Your instructions »
Your task is to reproduce the entries below word for word.
____ Supplied records
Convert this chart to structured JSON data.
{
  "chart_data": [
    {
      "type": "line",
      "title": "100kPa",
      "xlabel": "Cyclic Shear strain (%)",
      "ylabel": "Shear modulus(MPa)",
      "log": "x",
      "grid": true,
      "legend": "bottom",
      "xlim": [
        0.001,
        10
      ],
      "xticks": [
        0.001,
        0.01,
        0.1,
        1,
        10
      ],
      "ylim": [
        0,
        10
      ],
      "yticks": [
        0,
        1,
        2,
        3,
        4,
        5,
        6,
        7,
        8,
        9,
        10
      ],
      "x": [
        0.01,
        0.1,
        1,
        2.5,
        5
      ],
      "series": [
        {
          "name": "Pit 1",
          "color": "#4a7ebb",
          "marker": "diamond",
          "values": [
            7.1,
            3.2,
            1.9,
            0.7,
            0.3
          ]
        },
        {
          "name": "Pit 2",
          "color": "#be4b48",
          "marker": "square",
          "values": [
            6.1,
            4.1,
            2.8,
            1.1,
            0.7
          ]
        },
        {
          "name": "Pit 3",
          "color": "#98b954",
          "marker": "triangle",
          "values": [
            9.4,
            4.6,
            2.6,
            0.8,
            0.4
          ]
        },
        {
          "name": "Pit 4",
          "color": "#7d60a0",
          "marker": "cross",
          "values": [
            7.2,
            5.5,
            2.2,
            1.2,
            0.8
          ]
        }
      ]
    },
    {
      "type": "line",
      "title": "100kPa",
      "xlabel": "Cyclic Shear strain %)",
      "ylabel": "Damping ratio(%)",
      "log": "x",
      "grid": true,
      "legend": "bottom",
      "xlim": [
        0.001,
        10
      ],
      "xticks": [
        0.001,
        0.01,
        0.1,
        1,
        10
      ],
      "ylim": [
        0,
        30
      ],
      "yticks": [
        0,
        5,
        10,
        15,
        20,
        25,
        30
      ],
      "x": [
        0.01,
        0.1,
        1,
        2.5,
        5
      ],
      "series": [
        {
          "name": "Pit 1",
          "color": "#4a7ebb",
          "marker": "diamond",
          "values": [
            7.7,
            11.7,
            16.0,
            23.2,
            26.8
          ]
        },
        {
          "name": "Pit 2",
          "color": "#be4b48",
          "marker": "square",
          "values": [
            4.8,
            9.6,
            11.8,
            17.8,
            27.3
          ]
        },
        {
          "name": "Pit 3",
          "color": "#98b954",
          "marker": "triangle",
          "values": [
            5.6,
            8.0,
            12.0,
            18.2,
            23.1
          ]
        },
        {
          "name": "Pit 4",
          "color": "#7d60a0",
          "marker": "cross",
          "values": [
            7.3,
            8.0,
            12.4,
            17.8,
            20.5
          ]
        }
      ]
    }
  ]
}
________
The reply »
Convert this chart to structured JSON data.
{
  "chart_data": [
    {
      "type": "line",
      "title": "100kPa",
      "xlabel": "Cyclic Shear strain (%)",
      "ylabel": "Shear modulus(MPa)",
      "log": "x",
      "grid": true,
      "legend": "bottom",
      "xlim": [
        0.001,
        10
      ],
      "xticks": [
        0.001,
        0.01,
        0.1,
        1,
        10
      ],
      "ylim": [
        0,
        10
      ],
      "yticks": [
        0,
        1,
        2,
        3,
        4,
        5,
        6,
        7,
        8,
        9,
        10
      ],
      "x": [
        0.01,
        0.1,
        1,
        2.5,
        5
      ],
      "series": [
        {
          "name": "Pit 1",
          "color": "#4a7ebb",
          "marker": "diamond",
          "values": [
            7.1,
            3.2,
            1.9,
            0.7,
            0.3
          ]
        },
        {
          "name": "Pit 2",
          "color": "#be4b48",
          "marker": "square",
          "values": [
            6.1,
            4.1,
            2.8,
            1.1,
            0.7
          ]
        },
        {
          "name": "Pit 3",
          "color": "#98b954",
          "marker": "triangle",
          "values": [
            9.4,
            4.6,
            2.6,
            0.8,
            0.4
          ]
        },
        {
          "name": "Pit 4",
          "color": "#7d60a0",
          "marker": "cross",
          "values": [
            7.2,
            5.5,
            2.2,
            1.2,
            0.8
          ]
        }
      ]
    },
    {
      "type": "line",
      "title": "100kPa",
      "xlabel": "Cyclic Shear strain %)",
      "ylabel": "Damping ratio(%)",
      "log": "x",
      "grid": true,
      "legend": "bottom",
      "xlim": [
        0.001,
        10
      ],
      "xticks": [
        0.001,
        0.01,
        0.1,
        1,
        10
      ],
      "ylim": [
        0,
        30
      ],
      "yticks": [
        0,
        5,
        10,
        15,
        20,
        25,
        30
      ],
      "x": [
        0.01,
        0.1,
        1,
        2.5,
        5
      ],
      "series": [
        {
          "name": "Pit 1",
          "color": "#4a7ebb",
          "marker": "diamond",
          "values": [
            7.7,
            11.7,
            16.0,
            23.2,
            26.8
          ]
        },
        {
          "name": "Pit 2",
          "color": "#be4b48",
          "marker": "square",
          "values": [
            4.8,
            9.6,
            11.8,
            17.8,
            27.3
          ]
        },
        {
          "name": "Pit 3",
          "color": "#98b954",
          "marker": "triangle",
          "values": [
            5.6,
            8.0,
            12.0,
            18.2,
            23.1
          ]
        },
        {
          "name": "Pit 4",
          "color": "#7d60a0",
          "marker": "cross",
          "values": [
            7.3,
            8.0,
            12.4,
            17.8,
            20.5
          ]
        }
      ]
    }
  ]
}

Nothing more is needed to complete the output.